» Metin bölümü

- - - - -

Arap dünyasında geçen hafta: 'Sıfır Noktasındaki Kadın'ın ardından...

Türkiye’de özellikle de “Sıfır Noktasındaki Kadın” kitabıyla bilinen Neval Es Saadavi, Mısır’ın kırsal kesimlerinde doktorluk yaparken toplumu daha iyi gözlemleme fırsatı bulmuş ve çalışmalarını özellikle kadın sünneti, küçük yaşta evlilik başta olmak üzere kadın üzerine yoğunlaştırmıştı.

Abone ol

Bu hafta Arap dünyası önemli bir yazarını ve kadın hakları savunucusunu kaybetti. Mısırlı feminist yazar ve aktivist Neval Es Saadavi, Arap dünyasında 'anneler günü'nün kutlandığı 21 Mart’ta 90 yaşındayken ve arkasında kadın mücadelesiyle dolu bir tarih bırakarak hayata veda etti. Bazı Arap yazarların belirttiği gibi Es Saadavi, hayatta olduğu gibi ölümünden sonra da büyük tartışmalara neden oldu.

Türkiye’de özellikle de “Sıfır Noktasındaki Kadın” kitabıyla bilinen Es Saadavi, Mısır’ın kırsal kesimlerinde doktorluk yaparken toplumu daha iyi gözlemleme fırsatı bulmuş ve çalışmalarını özellikle kadın sünneti, küçük yaşta evlilik başta olmak üzere kadın üzerine yoğunlaştırmıştı. Ancak tek parti yönetimi ve radikal dini hareketlere karşı da savaş açtı. İlk büyük gürültüyü ise 1960’lı yıllarda yayımlanan “Kadın ve Cinsellik” adlı kitabıyla kopardı.

- - - - -

Neval Es Saadavi hakkındaki yazıdan "Bu hafta Arap" ile "tartışmalara neden oldu." arasındaki kısmı, bu ifadeler de dahil olmak üzere, lütfen aynen geri verin.

» Malzeme

- - - - -

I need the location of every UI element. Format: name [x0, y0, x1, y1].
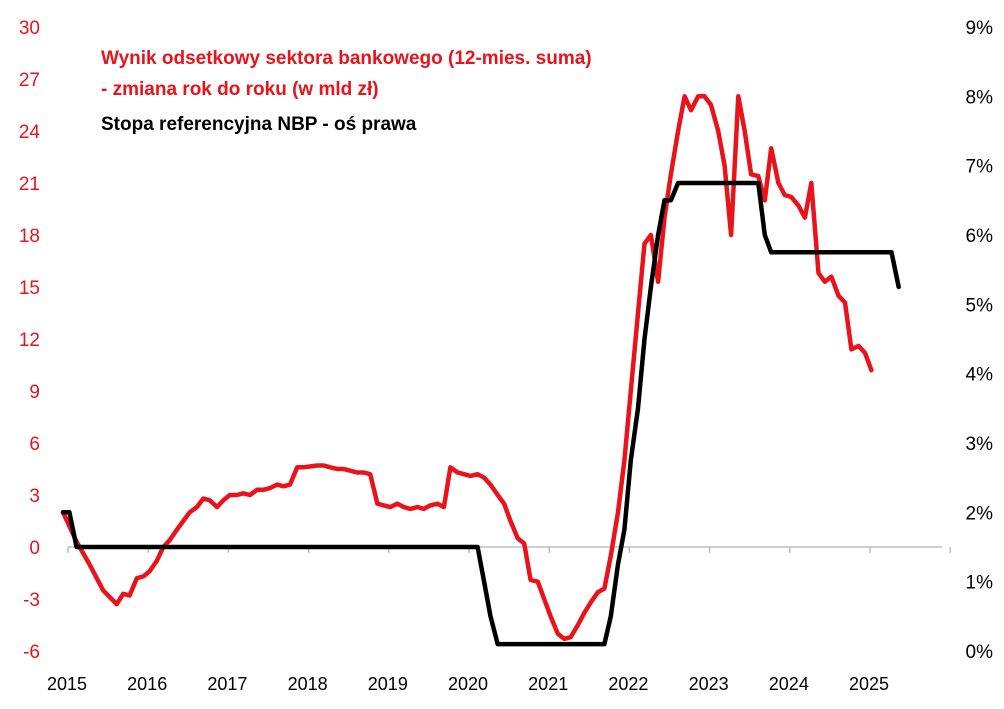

- - - - -

» Alıştırma sonucu
Bu hafta Arap dünyası önemli bir yazarını ve kadın hakları savunucusunu kaybetti. Mısırlı feminist yazar ve aktivist Neval Es Saadavi, Arap dünyasında 'anneler günü'nün kutlandığı 21 Mart’ta 90 yaşındayken ve arkasında kadın mücadelesiyle dolu bir tarih bırakarak hayata veda etti. Bazı Arap yazarların belirttiği gibi Es Saadavi, hayatta olduğu gibi ölümünden sonra da büyük tartışmalara neden oldu.